Directions for this task: Return every line of the items below verbatim, leaving out the pictures.

•••••

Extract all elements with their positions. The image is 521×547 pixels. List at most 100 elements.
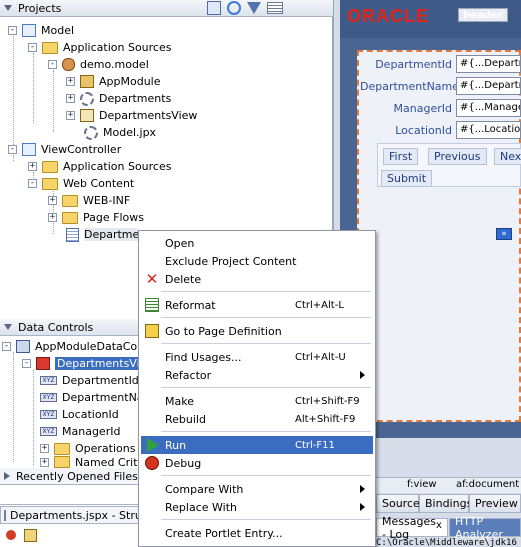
dc-item-departmentid[interactable]: XYZ DepartmentId bbox=[40, 372, 138, 389]
dc-item-departmentname[interactable]: XYZ DepartmentName bbox=[40, 389, 138, 406]
tree-item-label: demo.model bbox=[80, 58, 149, 71]
menu-separator bbox=[161, 343, 371, 344]
expand-icon[interactable]: + bbox=[48, 213, 57, 222]
form-field-managerid[interactable]: #{...ManagerId} bbox=[456, 99, 521, 117]
collapse-icon[interactable]: - bbox=[48, 60, 57, 69]
dc-item-managerid[interactable]: XYZ ManagerId bbox=[40, 423, 120, 440]
form-field-locationid[interactable]: #{...LocationId} bbox=[456, 121, 521, 139]
tree-item-label: AppModuleDataControl bbox=[35, 340, 138, 353]
pin-icon[interactable] bbox=[6, 530, 16, 540]
menu-item-run[interactable]: Run Ctrl-F11 bbox=[141, 436, 373, 454]
form-field-departmentid[interactable]: #{...DepartmentId} bbox=[456, 55, 521, 73]
menu-item-exclude-project-content[interactable]: Exclude Project Content bbox=[141, 252, 373, 270]
close-log-tab-icon[interactable]: x bbox=[436, 520, 442, 531]
menu-item-open[interactable]: Open bbox=[141, 234, 373, 252]
first-button[interactable]: First bbox=[383, 148, 419, 165]
freeze-view-icon[interactable] bbox=[24, 529, 37, 542]
menu-item-delete[interactable]: ✕ Delete bbox=[141, 270, 373, 288]
menu-separator bbox=[161, 431, 371, 432]
tree-item-departments-jspx[interactable]: Departments.jspx bbox=[66, 226, 138, 243]
submit-button[interactable]: Submit bbox=[381, 170, 433, 187]
expand-icon[interactable]: + bbox=[28, 162, 37, 171]
collapse-icon[interactable]: - bbox=[2, 342, 11, 351]
tree-item-application-sources-vc[interactable]: + Application Sources bbox=[28, 158, 171, 175]
dc-item-departmentsview1[interactable]: - DepartmentsView1 bbox=[22, 355, 138, 372]
collapse-triangle-icon[interactable] bbox=[4, 5, 12, 11]
collapse-icon[interactable]: - bbox=[28, 43, 37, 52]
menu-item-go-to-page-definition[interactable]: Go to Page Definition bbox=[141, 322, 373, 340]
tree-line bbox=[33, 53, 34, 123]
tree-item-web-inf[interactable]: + WEB-INF bbox=[48, 192, 130, 209]
expand-icon[interactable]: + bbox=[66, 111, 75, 120]
expand-icon[interactable]: + bbox=[66, 94, 75, 103]
view-object-icon bbox=[80, 109, 94, 122]
tree-item-demo-model[interactable]: - demo.model bbox=[48, 56, 149, 73]
collapse-icon[interactable]: - bbox=[22, 359, 31, 368]
next-button[interactable]: Next bbox=[494, 148, 521, 165]
tab-bindings[interactable]: Bindings bbox=[419, 494, 472, 513]
menu-item-reformat[interactable]: Reformat Ctrl+Alt-L bbox=[141, 296, 373, 314]
expand-icon[interactable]: + bbox=[40, 457, 49, 467]
expand-icon[interactable]: + bbox=[48, 196, 57, 205]
menu-item-create-portlet-entry[interactable]: Create Portlet Entry... bbox=[141, 524, 373, 542]
form-label-departmentname: DepartmentName bbox=[360, 80, 460, 93]
form-field-departmentname[interactable]: #{...DepartmentName} bbox=[456, 77, 521, 95]
tree-item-label: WEB-INF bbox=[83, 194, 131, 207]
dc-item-locationid[interactable]: XYZ LocationId bbox=[40, 406, 119, 423]
menu-item-replace-with[interactable]: Replace With bbox=[141, 498, 373, 516]
run-icon bbox=[147, 438, 159, 452]
tree-item-label: Application Sources bbox=[63, 160, 172, 173]
tree-item-model-jpx[interactable]: Model.jpx bbox=[84, 124, 156, 141]
tab-source[interactable]: Source bbox=[376, 494, 420, 513]
tree-item-label: AppModule bbox=[99, 75, 161, 88]
collapse-icon[interactable]: - bbox=[28, 179, 37, 188]
tab-http-analyzer[interactable]: HTTP Analyzer bbox=[449, 515, 521, 541]
collapse-icon[interactable]: - bbox=[8, 26, 17, 35]
expand-icon[interactable]: + bbox=[40, 444, 49, 453]
menu-item-rebuild[interactable]: Rebuild Alt+Shift-F9 bbox=[141, 410, 373, 428]
menu-item-refactor[interactable]: Refactor bbox=[141, 366, 373, 384]
search-icon[interactable] bbox=[207, 1, 221, 15]
structure-tab[interactable]: Departments.jspx - Structure bbox=[0, 506, 170, 524]
collapse-triangle-icon[interactable] bbox=[4, 324, 12, 330]
tree-item-label: Page Flows bbox=[83, 211, 144, 224]
collapse-icon[interactable]: - bbox=[8, 145, 17, 154]
expand-arrow-icon[interactable]: » bbox=[496, 228, 512, 240]
tree-item-label: DepartmentId bbox=[62, 374, 138, 387]
data-controls-title: Data Controls bbox=[18, 320, 94, 334]
folder-icon bbox=[42, 160, 58, 173]
tree-item-model[interactable]: - Model bbox=[8, 22, 74, 39]
tree-options-icon[interactable] bbox=[267, 2, 283, 14]
expand-icon[interactable]: + bbox=[66, 77, 75, 86]
package-icon bbox=[62, 58, 75, 71]
tree-item-departmentsview[interactable]: + DepartmentsView bbox=[66, 107, 197, 124]
sync-icon[interactable] bbox=[227, 1, 241, 15]
menu-item-debug[interactable]: Debug bbox=[141, 454, 373, 472]
tree-item-web-content[interactable]: - Web Content bbox=[28, 175, 134, 192]
menu-item-compare-with[interactable]: Compare With bbox=[141, 480, 373, 498]
menu-separator bbox=[161, 387, 371, 388]
tree-item-appmodule[interactable]: + AppModule bbox=[66, 73, 161, 90]
project-file-icon bbox=[84, 125, 98, 140]
menu-item-make[interactable]: Make Ctrl+Shift-F9 bbox=[141, 392, 373, 410]
previous-button[interactable]: Previous bbox=[428, 148, 487, 165]
tree-item-viewcontroller[interactable]: - ViewController bbox=[8, 141, 121, 158]
folder-icon bbox=[62, 194, 78, 207]
menu-item-find-usages[interactable]: Find Usages... Ctrl+Alt-U bbox=[141, 348, 373, 366]
tree-item-application-sources[interactable]: - Application Sources bbox=[28, 39, 171, 56]
filter-icon[interactable] bbox=[247, 2, 261, 14]
menu-separator bbox=[161, 317, 371, 318]
tree-item-departments[interactable]: + Departments bbox=[66, 90, 171, 107]
tree-line bbox=[53, 70, 54, 132]
tree-item-label: Departments.jspx bbox=[84, 228, 138, 241]
tree-item-label: Model bbox=[41, 24, 75, 37]
dc-item-appmoduledatacontrol[interactable]: - AppModuleDataControl bbox=[2, 338, 138, 355]
dc-item-named-criteria[interactable]: + Named Criteria bbox=[40, 456, 138, 468]
tab-preview[interactable]: Preview bbox=[469, 494, 521, 513]
recently-opened-title: Recently Opened Files bbox=[16, 469, 138, 483]
tree-item-page-flows[interactable]: + Page Flows bbox=[48, 209, 144, 226]
breadcrumb-afdocument[interactable]: af:document bbox=[456, 479, 519, 490]
dc-item-operations[interactable]: + Operations bbox=[40, 440, 135, 457]
expand-triangle-icon[interactable] bbox=[4, 472, 10, 480]
breadcrumb-fview[interactable]: f:view bbox=[407, 479, 437, 490]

•••••

Written solution:
Extract all elements with their positions. The image is 521×547 pixels. List at most 100 elements.
dc-item-departmentid[interactable]: XYZ DepartmentId bbox=[40, 372, 138, 389]
dc-item-departmentname[interactable]: XYZ DepartmentName bbox=[40, 389, 138, 406]
tree-item-label: demo.model bbox=[80, 58, 149, 71]
menu-separator bbox=[161, 343, 371, 344]
expand-icon[interactable]: + bbox=[48, 213, 57, 222]
form-field-managerid[interactable]: #{...ManagerId} bbox=[456, 99, 521, 117]
collapse-icon[interactable]: - bbox=[48, 60, 57, 69]
dc-item-managerid[interactable]: XYZ ManagerId bbox=[40, 423, 120, 440]
form-field-locationid[interactable]: #{...LocationId} bbox=[456, 121, 521, 139]
tree-item-label: AppModuleDataControl bbox=[35, 340, 138, 353]
pin-icon[interactable] bbox=[6, 530, 16, 540]
menu-item-run[interactable]: Run Ctrl-F11 bbox=[141, 436, 373, 454]
form-field-departmentid[interactable]: #{...DepartmentId} bbox=[456, 55, 521, 73]
menu-item-exclude-project-content[interactable]: Exclude Project Content bbox=[141, 252, 373, 270]
close-log-tab-icon[interactable]: x bbox=[436, 520, 442, 531]
menu-item-open[interactable]: Open bbox=[141, 234, 373, 252]
first-button[interactable]: First bbox=[383, 148, 419, 165]
freeze-view-icon[interactable] bbox=[24, 529, 37, 542]
menu-item-delete[interactable]: ✕ Delete bbox=[141, 270, 373, 288]
menu-separator bbox=[161, 431, 371, 432]
tree-item-departments-jspx[interactable]: Departments.jspx bbox=[66, 226, 138, 243]
submit-button[interactable]: Submit bbox=[381, 170, 433, 187]
expand-icon[interactable]: + bbox=[28, 162, 37, 171]
collapse-icon[interactable]: - bbox=[2, 342, 11, 351]
tree-item-application-sources-vc[interactable]: + Application Sources bbox=[28, 158, 171, 175]
dc-item-departmentsview1[interactable]: - DepartmentsView1 bbox=[22, 355, 138, 372]
collapse-triangle-icon[interactable] bbox=[4, 5, 12, 11]
collapse-icon[interactable]: - bbox=[28, 43, 37, 52]
menu-item-go-to-page-definition[interactable]: Go to Page Definition bbox=[141, 322, 373, 340]
tree-line bbox=[33, 53, 34, 123]
tree-item-web-inf[interactable]: + WEB-INF bbox=[48, 192, 130, 209]
expand-icon[interactable]: + bbox=[66, 111, 75, 120]
expand-icon[interactable]: + bbox=[66, 94, 75, 103]
view-object-icon bbox=[80, 109, 94, 122]
tree-item-demo-model[interactable]: - demo.model bbox=[48, 56, 149, 73]
collapse-icon[interactable]: - bbox=[22, 359, 31, 368]
next-button[interactable]: Next bbox=[494, 148, 521, 165]
tab-bindings[interactable]: Bindings bbox=[419, 494, 472, 513]
menu-item-reformat[interactable]: Reformat Ctrl+Alt-L bbox=[141, 296, 373, 314]
expand-icon[interactable]: + bbox=[40, 457, 49, 467]
expand-icon[interactable]: + bbox=[48, 196, 57, 205]
menu-item-create-portlet-entry[interactable]: Create Portlet Entry... bbox=[141, 524, 373, 542]
form-label-departmentname: DepartmentName bbox=[360, 80, 460, 93]
form-field-departmentname[interactable]: #{...DepartmentName} bbox=[456, 77, 521, 95]
tree-item-label: WEB-INF bbox=[83, 194, 131, 207]
dc-item-locationid[interactable]: XYZ LocationId bbox=[40, 406, 119, 423]
menu-item-replace-with[interactable]: Replace With bbox=[141, 498, 373, 516]
run-icon bbox=[147, 438, 159, 452]
tree-item-label: Application Sources bbox=[63, 160, 172, 173]
tree-item-model-jpx[interactable]: Model.jpx bbox=[84, 124, 156, 141]
tab-source[interactable]: Source bbox=[376, 494, 420, 513]
tree-item-label: AppModule bbox=[99, 75, 161, 88]
collapse-icon[interactable]: - bbox=[28, 179, 37, 188]
tab-http-analyzer[interactable]: HTTP Analyzer bbox=[449, 515, 521, 541]
collapse-icon[interactable]: - bbox=[8, 26, 17, 35]
expand-icon[interactable]: + bbox=[40, 444, 49, 453]
menu-item-rebuild[interactable]: Rebuild Alt+Shift-F9 bbox=[141, 410, 373, 428]
menu-item-refactor[interactable]: Refactor bbox=[141, 366, 373, 384]
search-icon[interactable] bbox=[207, 1, 221, 15]
structure-tab[interactable]: Departments.jspx - Structure bbox=[0, 506, 170, 524]
collapse-triangle-icon[interactable] bbox=[4, 324, 12, 330]
tree-item-label: Page Flows bbox=[83, 211, 144, 224]
collapse-icon[interactable]: - bbox=[8, 145, 17, 154]
expand-arrow-icon[interactable]: » bbox=[496, 228, 512, 240]
tree-item-label: DepartmentId bbox=[62, 374, 138, 387]
data-controls-title: Data Controls bbox=[18, 320, 94, 334]
folder-icon bbox=[42, 160, 58, 173]
tree-item-model[interactable]: - Model bbox=[8, 22, 74, 39]
tree-options-icon[interactable] bbox=[267, 2, 283, 14]
expand-icon[interactable]: + bbox=[66, 77, 75, 86]
package-icon bbox=[62, 58, 75, 71]
tree-item-departmentsview[interactable]: + DepartmentsView bbox=[66, 107, 197, 124]
sync-icon[interactable] bbox=[227, 1, 241, 15]
menu-item-debug[interactable]: Debug bbox=[141, 454, 373, 472]
tree-item-web-content[interactable]: - Web Content bbox=[28, 175, 134, 192]
menu-item-compare-with[interactable]: Compare With bbox=[141, 480, 373, 498]
menu-separator bbox=[161, 387, 371, 388]
tree-item-appmodule[interactable]: + AppModule bbox=[66, 73, 161, 90]
project-file-icon bbox=[84, 125, 98, 140]
menu-item-make[interactable]: Make Ctrl+Shift-F9 bbox=[141, 392, 373, 410]
previous-button[interactable]: Previous bbox=[428, 148, 487, 165]
tree-item-viewcontroller[interactable]: - ViewController bbox=[8, 141, 121, 158]
folder-icon bbox=[62, 194, 78, 207]
menu-item-find-usages[interactable]: Find Usages... Ctrl+Alt-U bbox=[141, 348, 373, 366]
tree-item-application-sources[interactable]: - Application Sources bbox=[28, 39, 171, 56]
filter-icon[interactable] bbox=[247, 2, 261, 14]
menu-separator bbox=[161, 317, 371, 318]
tree-item-departments[interactable]: + Departments bbox=[66, 90, 171, 107]
tree-line bbox=[53, 70, 54, 132]
tree-item-label: Departments.jspx bbox=[84, 228, 138, 241]
tree-item-label: Model bbox=[41, 24, 75, 37]
dc-item-appmoduledatacontrol[interactable]: - AppModuleDataControl bbox=[2, 338, 138, 355]
dc-item-named-criteria[interactable]: + Named Criteria bbox=[40, 456, 138, 468]
tab-preview[interactable]: Preview bbox=[469, 494, 521, 513]
recently-opened-title: Recently Opened Files bbox=[16, 469, 138, 483]
tree-item-page-flows[interactable]: + Page Flows bbox=[48, 209, 144, 226]
breadcrumb-afdocument[interactable]: af:document bbox=[456, 479, 519, 490]
dc-item-operations[interactable]: + Operations bbox=[40, 440, 135, 457]
expand-triangle-icon[interactable] bbox=[4, 472, 10, 480]
breadcrumb-fview[interactable]: f:view bbox=[407, 479, 437, 490]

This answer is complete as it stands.